Check each line of the material below for the string "product", then report how many lines have it, and nothing else.

— START DATASET EXTRACT —

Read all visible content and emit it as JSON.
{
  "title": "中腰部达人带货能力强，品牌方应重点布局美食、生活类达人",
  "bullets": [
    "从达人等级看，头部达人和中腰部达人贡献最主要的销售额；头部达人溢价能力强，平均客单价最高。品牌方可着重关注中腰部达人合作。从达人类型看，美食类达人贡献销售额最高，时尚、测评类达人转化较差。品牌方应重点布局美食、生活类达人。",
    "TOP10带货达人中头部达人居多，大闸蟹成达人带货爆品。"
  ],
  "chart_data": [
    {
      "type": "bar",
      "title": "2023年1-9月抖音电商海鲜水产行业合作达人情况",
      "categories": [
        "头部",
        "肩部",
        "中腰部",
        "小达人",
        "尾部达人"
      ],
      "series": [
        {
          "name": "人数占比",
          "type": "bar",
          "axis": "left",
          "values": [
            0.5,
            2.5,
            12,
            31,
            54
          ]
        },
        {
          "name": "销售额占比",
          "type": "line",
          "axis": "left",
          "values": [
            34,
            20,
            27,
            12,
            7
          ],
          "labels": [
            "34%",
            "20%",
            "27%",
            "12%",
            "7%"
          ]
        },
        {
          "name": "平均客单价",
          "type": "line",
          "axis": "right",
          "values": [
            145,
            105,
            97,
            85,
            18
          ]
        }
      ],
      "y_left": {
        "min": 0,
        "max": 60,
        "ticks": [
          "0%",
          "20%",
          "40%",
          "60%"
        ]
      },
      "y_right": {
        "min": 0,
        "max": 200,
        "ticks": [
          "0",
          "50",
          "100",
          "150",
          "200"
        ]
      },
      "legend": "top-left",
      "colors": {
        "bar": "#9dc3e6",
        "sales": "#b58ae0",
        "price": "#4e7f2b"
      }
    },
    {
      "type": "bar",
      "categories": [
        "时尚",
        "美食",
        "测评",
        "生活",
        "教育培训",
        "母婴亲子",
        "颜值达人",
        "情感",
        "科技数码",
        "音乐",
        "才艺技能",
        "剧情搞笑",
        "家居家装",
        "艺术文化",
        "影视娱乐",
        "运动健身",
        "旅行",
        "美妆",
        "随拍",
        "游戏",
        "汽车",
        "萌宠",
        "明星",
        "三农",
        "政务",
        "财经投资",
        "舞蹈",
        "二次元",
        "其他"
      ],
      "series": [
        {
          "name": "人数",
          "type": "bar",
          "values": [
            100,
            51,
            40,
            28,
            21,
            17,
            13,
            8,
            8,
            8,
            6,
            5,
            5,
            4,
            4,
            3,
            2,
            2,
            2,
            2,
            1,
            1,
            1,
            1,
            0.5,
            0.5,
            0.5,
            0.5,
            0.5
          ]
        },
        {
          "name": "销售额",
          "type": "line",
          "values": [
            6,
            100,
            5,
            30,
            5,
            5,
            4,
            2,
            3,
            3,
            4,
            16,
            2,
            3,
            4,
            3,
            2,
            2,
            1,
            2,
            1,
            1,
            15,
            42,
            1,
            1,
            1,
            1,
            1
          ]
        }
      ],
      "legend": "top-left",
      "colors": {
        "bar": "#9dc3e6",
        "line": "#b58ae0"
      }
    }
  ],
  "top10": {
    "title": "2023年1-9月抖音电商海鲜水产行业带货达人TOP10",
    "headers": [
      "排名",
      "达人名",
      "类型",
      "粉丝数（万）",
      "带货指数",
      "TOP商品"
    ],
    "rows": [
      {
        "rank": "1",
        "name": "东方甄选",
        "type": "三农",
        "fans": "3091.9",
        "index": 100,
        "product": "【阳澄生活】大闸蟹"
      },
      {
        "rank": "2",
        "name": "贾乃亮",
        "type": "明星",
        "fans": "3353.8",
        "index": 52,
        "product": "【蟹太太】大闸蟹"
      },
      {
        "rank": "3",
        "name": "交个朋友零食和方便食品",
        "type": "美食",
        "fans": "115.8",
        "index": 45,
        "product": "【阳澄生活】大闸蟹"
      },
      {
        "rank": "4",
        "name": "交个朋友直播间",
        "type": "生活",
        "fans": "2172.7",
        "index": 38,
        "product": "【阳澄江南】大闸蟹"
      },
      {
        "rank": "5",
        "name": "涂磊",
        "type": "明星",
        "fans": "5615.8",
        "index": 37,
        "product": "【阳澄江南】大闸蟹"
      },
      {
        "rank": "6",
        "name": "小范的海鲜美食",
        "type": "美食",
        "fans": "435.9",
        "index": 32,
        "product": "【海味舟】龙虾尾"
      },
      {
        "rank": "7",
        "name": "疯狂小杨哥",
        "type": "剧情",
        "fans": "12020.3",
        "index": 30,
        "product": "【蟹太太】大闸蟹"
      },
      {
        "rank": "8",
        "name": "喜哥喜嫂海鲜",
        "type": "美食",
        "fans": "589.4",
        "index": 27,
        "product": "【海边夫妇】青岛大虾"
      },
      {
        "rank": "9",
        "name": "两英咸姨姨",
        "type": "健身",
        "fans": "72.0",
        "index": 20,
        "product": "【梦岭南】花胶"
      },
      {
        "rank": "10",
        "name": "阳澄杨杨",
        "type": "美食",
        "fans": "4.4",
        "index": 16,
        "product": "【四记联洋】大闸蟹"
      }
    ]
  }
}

— END DATASET EXTRACT —

## THE SOLUTION
10